__Directions for this task__
All lines in which the word "ylabel" occurs are to be extracted.
•••••
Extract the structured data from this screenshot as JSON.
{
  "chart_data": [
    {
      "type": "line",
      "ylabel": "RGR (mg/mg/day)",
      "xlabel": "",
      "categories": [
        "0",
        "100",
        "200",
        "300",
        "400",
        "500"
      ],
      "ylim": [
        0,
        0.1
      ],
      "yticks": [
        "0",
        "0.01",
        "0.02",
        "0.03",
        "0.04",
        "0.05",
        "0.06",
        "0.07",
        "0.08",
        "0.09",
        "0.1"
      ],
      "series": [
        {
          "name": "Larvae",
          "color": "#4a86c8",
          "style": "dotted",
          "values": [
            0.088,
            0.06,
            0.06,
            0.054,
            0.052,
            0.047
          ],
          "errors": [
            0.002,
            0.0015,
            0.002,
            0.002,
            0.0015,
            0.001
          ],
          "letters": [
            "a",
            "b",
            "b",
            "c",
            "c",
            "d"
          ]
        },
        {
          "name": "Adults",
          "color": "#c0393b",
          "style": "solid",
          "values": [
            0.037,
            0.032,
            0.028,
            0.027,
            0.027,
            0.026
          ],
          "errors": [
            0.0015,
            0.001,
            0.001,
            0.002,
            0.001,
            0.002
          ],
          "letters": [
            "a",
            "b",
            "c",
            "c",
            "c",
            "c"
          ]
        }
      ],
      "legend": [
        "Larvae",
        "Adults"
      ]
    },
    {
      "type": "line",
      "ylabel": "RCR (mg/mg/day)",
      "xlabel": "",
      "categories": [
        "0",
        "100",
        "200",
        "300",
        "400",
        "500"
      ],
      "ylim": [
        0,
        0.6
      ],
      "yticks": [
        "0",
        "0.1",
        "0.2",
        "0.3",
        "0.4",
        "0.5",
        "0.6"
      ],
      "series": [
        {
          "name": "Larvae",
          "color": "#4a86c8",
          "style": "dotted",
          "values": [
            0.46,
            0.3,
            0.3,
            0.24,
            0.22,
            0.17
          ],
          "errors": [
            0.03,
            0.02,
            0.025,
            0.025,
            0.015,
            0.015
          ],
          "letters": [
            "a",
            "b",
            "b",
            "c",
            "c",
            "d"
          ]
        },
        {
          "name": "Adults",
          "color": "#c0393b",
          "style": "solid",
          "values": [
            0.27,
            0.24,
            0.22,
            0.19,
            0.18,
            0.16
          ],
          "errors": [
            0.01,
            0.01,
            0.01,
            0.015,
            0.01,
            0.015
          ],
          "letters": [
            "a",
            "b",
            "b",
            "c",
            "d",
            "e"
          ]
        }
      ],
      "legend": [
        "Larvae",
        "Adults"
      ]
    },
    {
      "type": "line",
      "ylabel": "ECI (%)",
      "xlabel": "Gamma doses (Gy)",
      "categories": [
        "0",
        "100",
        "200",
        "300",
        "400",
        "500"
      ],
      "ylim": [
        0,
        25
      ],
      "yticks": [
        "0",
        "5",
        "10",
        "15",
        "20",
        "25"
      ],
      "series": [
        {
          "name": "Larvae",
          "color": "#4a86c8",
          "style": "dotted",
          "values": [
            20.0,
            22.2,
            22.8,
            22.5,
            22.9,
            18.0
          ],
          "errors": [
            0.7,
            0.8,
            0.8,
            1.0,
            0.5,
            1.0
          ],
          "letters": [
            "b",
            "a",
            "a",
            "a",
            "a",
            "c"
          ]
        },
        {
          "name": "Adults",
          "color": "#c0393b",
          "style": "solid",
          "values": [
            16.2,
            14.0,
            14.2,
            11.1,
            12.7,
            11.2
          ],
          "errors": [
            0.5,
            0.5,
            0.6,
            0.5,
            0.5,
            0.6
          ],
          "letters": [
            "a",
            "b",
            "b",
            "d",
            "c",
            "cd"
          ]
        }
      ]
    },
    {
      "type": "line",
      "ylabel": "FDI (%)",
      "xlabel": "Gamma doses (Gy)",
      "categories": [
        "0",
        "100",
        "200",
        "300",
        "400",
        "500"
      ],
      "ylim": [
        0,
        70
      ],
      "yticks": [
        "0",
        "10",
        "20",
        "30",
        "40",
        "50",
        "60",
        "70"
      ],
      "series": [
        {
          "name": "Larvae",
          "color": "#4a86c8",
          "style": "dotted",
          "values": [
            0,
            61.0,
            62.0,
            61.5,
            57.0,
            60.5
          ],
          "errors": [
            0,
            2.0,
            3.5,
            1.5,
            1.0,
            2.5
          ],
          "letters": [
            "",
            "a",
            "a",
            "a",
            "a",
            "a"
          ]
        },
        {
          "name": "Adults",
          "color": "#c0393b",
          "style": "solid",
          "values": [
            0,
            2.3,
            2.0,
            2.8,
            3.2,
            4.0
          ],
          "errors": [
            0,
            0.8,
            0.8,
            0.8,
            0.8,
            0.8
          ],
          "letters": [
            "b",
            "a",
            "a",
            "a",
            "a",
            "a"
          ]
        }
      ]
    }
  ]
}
•••••
__Written solution__
      "ylabel": "RGR (mg/mg/day)",
      "ylabel": "RCR (mg/mg/day)",
      "ylabel": "ECI (%)",
      "ylabel": "FDI (%)",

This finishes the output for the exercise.